PROBLEM
Transcribe every line of the records verbatim.

'''

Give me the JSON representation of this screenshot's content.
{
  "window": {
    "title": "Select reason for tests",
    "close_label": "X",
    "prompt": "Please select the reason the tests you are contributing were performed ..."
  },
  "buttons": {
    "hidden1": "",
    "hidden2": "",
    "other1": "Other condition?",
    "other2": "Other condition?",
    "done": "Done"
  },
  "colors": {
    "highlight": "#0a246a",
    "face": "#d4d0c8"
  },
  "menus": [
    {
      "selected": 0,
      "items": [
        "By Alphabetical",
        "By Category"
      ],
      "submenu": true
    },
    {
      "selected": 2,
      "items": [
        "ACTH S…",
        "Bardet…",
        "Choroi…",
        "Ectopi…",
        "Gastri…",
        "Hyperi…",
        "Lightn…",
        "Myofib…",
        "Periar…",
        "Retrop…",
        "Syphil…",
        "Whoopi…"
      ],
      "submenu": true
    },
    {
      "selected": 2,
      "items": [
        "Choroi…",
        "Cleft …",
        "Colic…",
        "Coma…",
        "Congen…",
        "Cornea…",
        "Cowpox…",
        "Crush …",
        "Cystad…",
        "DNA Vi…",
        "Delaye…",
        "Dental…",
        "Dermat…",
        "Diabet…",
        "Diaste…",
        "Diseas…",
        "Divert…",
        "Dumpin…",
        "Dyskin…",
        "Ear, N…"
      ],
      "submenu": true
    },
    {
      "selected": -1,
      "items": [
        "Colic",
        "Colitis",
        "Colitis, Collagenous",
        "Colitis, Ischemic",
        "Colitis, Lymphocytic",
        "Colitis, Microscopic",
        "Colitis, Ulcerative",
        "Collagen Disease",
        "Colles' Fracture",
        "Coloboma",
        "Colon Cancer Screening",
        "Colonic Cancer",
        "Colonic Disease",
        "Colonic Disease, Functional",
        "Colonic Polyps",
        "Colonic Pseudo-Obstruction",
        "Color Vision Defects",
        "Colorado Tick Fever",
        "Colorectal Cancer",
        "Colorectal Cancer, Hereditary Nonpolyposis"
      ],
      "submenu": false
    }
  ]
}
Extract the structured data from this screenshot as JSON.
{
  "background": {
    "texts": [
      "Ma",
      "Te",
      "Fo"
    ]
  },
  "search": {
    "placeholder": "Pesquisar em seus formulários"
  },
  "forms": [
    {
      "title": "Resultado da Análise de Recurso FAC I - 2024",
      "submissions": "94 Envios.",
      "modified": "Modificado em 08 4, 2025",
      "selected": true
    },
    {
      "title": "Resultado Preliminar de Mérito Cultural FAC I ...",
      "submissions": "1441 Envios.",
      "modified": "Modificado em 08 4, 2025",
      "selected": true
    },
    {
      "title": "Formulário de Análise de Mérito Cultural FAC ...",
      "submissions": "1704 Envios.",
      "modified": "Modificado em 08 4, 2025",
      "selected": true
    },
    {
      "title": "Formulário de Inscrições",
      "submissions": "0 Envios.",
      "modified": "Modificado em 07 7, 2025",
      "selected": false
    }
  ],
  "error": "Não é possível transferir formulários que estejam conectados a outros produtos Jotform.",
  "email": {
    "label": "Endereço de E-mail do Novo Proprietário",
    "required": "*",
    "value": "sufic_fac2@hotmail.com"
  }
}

'''

RESULT OF THE EXERCISE
Give me the JSON representation of this screenshot's content.
{
  "window": {
    "title": "Select reason for tests",
    "close_label": "X",
    "prompt": "Please select the reason the tests you are contributing were performed ..."
  },
  "buttons": {
    "hidden1": "",
    "hidden2": "",
    "other1": "Other condition?",
    "other2": "Other condition?",
    "done": "Done"
  },
  "colors": {
    "highlight": "#0a246a",
    "face": "#d4d0c8"
  },
  "menus": [
    {
      "selected": 0,
      "items": [
        "By Alphabetical",
        "By Category"
      ],
      "submenu": true
    },
    {
      "selected": 2,
      "items": [
        "ACTH S…",
        "Bardet…",
        "Choroi…",
        "Ectopi…",
        "Gastri…",
        "Hyperi…",
        "Lightn…",
        "Myofib…",
        "Periar…",
        "Retrop…",
        "Syphil…",
        "Whoopi…"
      ],
      "submenu": true
    },
    {
      "selected": 2,
      "items": [
        "Choroi…",
        "Cleft …",
        "Colic…",
        "Coma…",
        "Congen…",
        "Cornea…",
        "Cowpox…",
        "Crush …",
        "Cystad…",
        "DNA Vi…",
        "Delaye…",
        "Dental…",
        "Dermat…",
        "Diabet…",
        "Diaste…",
        "Diseas…",
        "Divert…",
        "Dumpin…",
        "Dyskin…",
        "Ear, N…"
      ],
      "submenu": true
    },
    {
      "selected": -1,
      "items": [
        "Colic",
        "Colitis",
        "Colitis, Collagenous",
        "Colitis, Ischemic",
        "Colitis, Lymphocytic",
        "Colitis, Microscopic",
        "Colitis, Ulcerative",
        "Collagen Disease",
        "Colles' Fracture",
        "Coloboma",
        "Colon Cancer Screening",
        "Colonic Cancer",
        "Colonic Disease",
        "Colonic Disease, Functional",
        "Colonic Polyps",
        "Colonic Pseudo-Obstruction",
        "Color Vision Defects",
        "Colorado Tick Fever",
        "Colorectal Cancer",
        "Colorectal Cancer, Hereditary Nonpolyposis"
      ],
      "submenu": false
    }
  ]
}
Extract the structured data from this screenshot as JSON.
{
  "background": {
    "texts": [
      "Ma",
      "Te",
      "Fo"
    ]
  },
  "search": {
    "placeholder": "Pesquisar em seus formulários"
  },
  "forms": [
    {
      "title": "Resultado da Análise de Recurso FAC I - 2024",
      "submissions": "94 Envios.",
      "modified": "Modificado em 08 4, 2025",
      "selected": true
    },
    {
      "title": "Resultado Preliminar de Mérito Cultural FAC I ...",
      "submissions": "1441 Envios.",
      "modified": "Modificado em 08 4, 2025",
      "selected": true
    },
    {
      "title": "Formulário de Análise de Mérito Cultural FAC ...",
      "submissions": "1704 Envios.",
      "modified": "Modificado em 08 4, 2025",
      "selected": true
    },
    {
      "title": "Formulário de Inscrições",
      "submissions": "0 Envios.",
      "modified": "Modificado em 07 7, 2025",
      "selected": false
    }
  ],
  "error": "Não é possível transferir formulários que estejam conectados a outros produtos Jotform.",
  "email": {
    "label": "Endereço de E-mail do Novo Proprietário",
    "required": "*",
    "value": "sufic_fac2@hotmail.com"
  }
}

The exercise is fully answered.